Print the listing as it stands, omitting all images.

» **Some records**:

• • • • •

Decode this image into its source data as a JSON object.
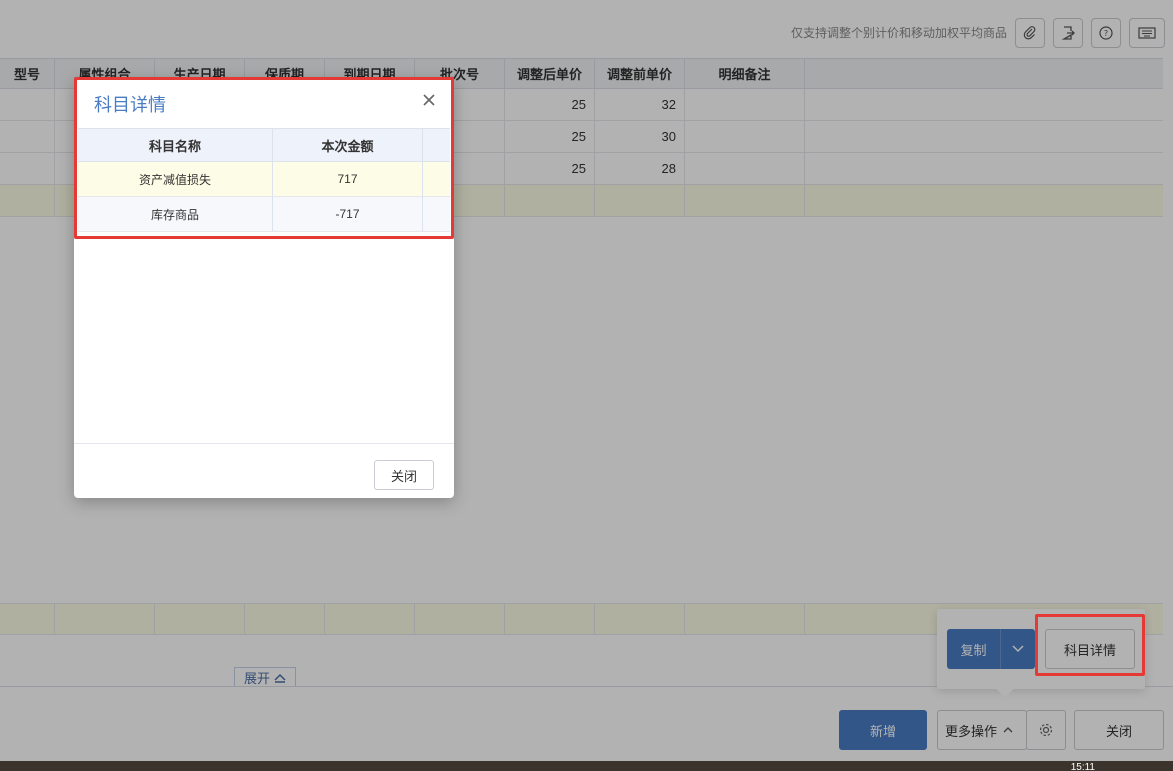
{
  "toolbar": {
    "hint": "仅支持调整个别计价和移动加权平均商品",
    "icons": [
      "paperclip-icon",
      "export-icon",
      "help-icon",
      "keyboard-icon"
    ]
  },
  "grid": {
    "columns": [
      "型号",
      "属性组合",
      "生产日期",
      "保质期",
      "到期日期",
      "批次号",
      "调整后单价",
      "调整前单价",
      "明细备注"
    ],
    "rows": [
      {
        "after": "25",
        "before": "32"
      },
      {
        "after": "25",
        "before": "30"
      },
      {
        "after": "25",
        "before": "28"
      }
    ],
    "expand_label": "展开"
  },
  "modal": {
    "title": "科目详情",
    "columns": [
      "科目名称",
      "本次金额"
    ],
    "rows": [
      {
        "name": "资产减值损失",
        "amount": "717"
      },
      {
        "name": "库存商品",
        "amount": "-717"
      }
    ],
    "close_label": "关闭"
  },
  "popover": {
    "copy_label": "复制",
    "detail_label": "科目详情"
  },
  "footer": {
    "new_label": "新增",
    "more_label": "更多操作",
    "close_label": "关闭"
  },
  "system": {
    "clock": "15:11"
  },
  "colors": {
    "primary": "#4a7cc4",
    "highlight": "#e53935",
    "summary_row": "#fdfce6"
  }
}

• • • • •

» **RESULT OF THIS TASK**:
Decode this image into its source data as a JSON object.
{
  "toolbar": {
    "hint": "仅支持调整个别计价和移动加权平均商品",
    "icons": [
      "paperclip-icon",
      "export-icon",
      "help-icon",
      "keyboard-icon"
    ]
  },
  "grid": {
    "columns": [
      "型号",
      "属性组合",
      "生产日期",
      "保质期",
      "到期日期",
      "批次号",
      "调整后单价",
      "调整前单价",
      "明细备注"
    ],
    "rows": [
      {
        "after": "25",
        "before": "32"
      },
      {
        "after": "25",
        "before": "30"
      },
      {
        "after": "25",
        "before": "28"
      }
    ],
    "expand_label": "展开"
  },
  "modal": {
    "title": "科目详情",
    "columns": [
      "科目名称",
      "本次金额"
    ],
    "rows": [
      {
        "name": "资产减值损失",
        "amount": "717"
      },
      {
        "name": "库存商品",
        "amount": "-717"
      }
    ],
    "close_label": "关闭"
  },
  "popover": {
    "copy_label": "复制",
    "detail_label": "科目详情"
  },
  "footer": {
    "new_label": "新增",
    "more_label": "更多操作",
    "close_label": "关闭"
  },
  "system": {
    "clock": "15:11"
  },
  "colors": {
    "primary": "#4a7cc4",
    "highlight": "#e53935",
    "summary_row": "#fdfce6"
  }
}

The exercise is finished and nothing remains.